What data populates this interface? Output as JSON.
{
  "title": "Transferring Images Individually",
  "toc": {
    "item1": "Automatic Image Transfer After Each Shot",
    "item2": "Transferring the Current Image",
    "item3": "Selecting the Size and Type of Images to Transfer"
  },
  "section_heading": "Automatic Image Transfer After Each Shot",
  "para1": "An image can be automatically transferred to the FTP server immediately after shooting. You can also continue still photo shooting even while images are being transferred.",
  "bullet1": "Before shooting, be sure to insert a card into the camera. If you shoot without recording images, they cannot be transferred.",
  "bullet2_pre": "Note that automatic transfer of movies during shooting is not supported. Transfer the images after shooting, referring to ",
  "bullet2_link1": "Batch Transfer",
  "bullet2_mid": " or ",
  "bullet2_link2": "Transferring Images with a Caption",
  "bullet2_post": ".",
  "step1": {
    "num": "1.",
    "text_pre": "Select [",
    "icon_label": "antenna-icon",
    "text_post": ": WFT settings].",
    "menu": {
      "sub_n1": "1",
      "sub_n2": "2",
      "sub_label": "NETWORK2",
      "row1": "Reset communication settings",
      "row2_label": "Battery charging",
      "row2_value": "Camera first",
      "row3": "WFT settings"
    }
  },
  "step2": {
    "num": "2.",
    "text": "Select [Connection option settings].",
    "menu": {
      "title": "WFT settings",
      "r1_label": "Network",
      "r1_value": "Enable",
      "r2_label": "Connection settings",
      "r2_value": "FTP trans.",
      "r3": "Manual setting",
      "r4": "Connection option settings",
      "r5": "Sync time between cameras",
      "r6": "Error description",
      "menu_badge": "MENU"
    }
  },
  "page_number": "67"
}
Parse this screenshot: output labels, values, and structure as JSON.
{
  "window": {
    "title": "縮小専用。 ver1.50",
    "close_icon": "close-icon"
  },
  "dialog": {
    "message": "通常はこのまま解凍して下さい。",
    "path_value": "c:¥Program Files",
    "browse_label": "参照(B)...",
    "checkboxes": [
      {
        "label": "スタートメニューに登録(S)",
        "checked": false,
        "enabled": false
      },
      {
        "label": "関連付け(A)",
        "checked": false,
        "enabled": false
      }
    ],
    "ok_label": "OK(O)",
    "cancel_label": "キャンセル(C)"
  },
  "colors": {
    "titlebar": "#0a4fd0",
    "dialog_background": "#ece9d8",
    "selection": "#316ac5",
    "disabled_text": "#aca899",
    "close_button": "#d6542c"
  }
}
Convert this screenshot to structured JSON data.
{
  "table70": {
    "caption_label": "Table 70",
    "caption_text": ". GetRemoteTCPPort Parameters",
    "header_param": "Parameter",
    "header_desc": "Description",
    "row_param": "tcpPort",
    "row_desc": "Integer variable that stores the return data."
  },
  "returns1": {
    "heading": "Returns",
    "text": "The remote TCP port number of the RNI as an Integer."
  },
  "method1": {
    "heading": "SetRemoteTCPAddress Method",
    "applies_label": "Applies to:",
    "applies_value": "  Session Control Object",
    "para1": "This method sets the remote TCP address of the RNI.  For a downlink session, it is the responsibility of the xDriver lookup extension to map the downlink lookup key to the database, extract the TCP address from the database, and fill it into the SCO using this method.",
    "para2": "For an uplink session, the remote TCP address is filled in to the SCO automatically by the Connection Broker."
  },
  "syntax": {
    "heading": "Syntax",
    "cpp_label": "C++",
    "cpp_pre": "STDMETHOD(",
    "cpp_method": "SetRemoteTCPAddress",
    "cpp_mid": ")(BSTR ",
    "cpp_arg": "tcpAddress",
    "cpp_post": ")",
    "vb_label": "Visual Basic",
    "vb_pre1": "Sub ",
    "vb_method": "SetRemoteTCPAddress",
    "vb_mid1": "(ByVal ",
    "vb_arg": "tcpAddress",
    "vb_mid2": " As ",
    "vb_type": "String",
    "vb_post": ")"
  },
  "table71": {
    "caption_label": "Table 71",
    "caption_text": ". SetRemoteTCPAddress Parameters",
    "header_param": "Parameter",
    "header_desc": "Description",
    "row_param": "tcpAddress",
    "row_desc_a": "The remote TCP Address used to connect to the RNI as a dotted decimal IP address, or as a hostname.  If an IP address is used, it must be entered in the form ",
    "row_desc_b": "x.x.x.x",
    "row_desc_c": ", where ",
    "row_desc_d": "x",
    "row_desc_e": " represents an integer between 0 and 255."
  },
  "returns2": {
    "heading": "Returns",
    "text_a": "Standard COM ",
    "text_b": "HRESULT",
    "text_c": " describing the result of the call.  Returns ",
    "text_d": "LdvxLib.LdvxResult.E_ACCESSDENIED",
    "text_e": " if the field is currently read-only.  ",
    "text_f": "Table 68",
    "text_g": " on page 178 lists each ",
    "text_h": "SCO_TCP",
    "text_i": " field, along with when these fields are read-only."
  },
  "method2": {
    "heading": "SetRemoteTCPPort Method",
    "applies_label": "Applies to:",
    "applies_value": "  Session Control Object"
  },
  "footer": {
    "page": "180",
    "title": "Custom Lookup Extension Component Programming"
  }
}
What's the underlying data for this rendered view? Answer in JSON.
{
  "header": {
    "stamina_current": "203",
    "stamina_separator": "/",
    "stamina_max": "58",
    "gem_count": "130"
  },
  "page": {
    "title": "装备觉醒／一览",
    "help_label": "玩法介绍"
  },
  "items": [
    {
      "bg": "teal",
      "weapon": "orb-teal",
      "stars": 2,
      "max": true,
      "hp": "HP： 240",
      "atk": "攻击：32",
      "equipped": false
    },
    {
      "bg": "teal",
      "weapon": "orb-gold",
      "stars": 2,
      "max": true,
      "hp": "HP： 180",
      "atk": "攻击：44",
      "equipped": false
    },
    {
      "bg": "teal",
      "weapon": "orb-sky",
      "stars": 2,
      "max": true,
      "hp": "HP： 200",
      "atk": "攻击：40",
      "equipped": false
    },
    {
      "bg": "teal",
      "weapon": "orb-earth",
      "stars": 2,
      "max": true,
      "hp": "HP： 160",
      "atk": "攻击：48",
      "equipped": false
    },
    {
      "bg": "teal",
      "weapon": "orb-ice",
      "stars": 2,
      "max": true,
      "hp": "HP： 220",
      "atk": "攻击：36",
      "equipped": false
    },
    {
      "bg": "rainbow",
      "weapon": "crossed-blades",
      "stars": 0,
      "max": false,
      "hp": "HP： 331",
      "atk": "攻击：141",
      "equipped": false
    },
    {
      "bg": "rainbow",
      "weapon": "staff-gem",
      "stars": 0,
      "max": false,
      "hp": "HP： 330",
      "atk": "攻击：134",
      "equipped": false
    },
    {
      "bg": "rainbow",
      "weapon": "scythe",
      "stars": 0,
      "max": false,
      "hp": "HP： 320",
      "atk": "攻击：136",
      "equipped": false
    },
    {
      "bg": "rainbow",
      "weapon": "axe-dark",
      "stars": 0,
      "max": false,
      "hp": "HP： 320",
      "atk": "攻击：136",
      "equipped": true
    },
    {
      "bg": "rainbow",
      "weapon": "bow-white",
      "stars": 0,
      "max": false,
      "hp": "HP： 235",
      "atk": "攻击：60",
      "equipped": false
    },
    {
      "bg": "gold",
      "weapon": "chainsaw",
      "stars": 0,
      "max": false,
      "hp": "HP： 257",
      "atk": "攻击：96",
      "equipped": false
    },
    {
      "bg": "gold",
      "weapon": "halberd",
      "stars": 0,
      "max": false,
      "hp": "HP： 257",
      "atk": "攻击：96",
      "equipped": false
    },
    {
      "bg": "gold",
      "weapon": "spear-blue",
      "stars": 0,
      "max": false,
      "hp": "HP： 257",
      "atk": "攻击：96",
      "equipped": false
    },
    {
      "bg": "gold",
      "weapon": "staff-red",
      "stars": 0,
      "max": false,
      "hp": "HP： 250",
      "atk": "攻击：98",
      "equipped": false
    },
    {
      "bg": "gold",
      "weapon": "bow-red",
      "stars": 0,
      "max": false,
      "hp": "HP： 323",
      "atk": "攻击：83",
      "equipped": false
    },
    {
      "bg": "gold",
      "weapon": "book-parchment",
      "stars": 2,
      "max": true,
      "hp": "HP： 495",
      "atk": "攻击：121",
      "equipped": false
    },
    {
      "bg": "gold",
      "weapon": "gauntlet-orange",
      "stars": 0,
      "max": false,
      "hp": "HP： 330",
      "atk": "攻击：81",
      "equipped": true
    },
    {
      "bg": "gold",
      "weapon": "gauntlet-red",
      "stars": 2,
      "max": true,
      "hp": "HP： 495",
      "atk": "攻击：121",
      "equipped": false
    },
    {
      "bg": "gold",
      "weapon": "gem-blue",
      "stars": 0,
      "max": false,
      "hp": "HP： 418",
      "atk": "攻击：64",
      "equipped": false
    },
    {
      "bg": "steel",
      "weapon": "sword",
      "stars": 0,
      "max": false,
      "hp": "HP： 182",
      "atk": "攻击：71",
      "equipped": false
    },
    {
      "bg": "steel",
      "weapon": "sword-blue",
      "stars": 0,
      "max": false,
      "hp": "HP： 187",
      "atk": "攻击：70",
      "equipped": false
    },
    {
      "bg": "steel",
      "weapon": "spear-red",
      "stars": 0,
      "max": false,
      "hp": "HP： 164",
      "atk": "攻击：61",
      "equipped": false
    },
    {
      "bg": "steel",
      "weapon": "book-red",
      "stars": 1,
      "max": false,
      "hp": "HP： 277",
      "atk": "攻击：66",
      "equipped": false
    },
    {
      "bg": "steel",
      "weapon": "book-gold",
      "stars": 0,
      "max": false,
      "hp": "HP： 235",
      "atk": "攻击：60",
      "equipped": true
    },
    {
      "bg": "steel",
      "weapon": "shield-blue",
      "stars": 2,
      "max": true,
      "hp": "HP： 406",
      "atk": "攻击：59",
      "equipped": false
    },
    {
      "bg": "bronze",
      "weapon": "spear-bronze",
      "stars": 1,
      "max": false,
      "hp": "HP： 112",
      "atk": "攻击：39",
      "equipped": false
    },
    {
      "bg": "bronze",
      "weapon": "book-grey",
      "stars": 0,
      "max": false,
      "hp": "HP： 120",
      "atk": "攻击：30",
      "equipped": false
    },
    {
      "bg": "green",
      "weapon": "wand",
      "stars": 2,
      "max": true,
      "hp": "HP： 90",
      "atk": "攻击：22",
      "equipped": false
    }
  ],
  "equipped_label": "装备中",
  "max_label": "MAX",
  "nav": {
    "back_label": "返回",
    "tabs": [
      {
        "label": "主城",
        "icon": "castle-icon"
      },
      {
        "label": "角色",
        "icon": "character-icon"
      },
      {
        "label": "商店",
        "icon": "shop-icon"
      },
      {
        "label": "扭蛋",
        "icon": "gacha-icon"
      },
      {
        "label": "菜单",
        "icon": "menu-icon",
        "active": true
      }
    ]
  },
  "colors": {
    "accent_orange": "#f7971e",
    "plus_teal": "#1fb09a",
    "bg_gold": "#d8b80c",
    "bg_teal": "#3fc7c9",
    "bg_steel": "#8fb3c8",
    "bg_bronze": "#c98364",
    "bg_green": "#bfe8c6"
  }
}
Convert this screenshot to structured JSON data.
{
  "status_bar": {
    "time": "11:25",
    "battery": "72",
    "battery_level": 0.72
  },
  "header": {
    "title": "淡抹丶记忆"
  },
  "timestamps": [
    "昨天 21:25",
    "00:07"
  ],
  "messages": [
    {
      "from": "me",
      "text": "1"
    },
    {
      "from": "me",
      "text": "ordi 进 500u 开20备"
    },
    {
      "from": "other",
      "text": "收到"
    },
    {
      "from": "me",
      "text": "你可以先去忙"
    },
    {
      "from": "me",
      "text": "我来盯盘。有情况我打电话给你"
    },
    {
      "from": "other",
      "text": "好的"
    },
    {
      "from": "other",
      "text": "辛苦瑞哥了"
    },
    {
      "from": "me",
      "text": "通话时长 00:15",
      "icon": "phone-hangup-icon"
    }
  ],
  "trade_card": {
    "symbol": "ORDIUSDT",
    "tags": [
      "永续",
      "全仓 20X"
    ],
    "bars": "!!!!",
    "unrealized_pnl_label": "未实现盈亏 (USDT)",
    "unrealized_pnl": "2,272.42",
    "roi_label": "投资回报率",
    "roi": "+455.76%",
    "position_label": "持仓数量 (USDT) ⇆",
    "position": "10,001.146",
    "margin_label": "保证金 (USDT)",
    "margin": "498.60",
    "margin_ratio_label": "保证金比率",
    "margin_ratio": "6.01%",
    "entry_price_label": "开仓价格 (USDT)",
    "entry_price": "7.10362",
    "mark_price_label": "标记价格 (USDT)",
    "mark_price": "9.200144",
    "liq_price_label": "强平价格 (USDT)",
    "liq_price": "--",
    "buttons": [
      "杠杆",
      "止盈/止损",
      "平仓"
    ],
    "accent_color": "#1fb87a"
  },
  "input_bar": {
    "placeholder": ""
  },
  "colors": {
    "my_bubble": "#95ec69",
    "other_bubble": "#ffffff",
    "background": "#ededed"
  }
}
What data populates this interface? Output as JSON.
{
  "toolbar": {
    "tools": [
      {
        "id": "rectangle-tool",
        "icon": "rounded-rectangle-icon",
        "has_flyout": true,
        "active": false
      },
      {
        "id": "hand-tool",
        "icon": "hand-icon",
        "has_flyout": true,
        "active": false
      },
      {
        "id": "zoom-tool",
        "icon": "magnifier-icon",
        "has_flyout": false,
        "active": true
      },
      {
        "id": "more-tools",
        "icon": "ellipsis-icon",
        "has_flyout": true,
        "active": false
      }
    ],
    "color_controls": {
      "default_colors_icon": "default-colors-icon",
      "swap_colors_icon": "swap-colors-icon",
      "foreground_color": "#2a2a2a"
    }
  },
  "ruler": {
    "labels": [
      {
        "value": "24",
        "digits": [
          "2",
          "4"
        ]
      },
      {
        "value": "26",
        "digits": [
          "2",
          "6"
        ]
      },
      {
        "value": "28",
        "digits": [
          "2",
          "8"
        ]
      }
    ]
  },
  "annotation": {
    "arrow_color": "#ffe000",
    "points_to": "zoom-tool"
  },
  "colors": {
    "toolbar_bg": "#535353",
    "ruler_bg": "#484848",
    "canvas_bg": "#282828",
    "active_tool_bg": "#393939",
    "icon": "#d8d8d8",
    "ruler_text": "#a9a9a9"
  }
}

### Work required
Check each line of the entries above for the word "settings". List the ones that have it.

### Exercise response
    "text_post": ": WFT settings].",
      "row1": "Reset communication settings",
      "row3": "WFT settings"
    "text": "Select [Connection option settings].",
      "title": "WFT settings",
      "r2_label": "Connection settings",
      "r4": "Connection option settings",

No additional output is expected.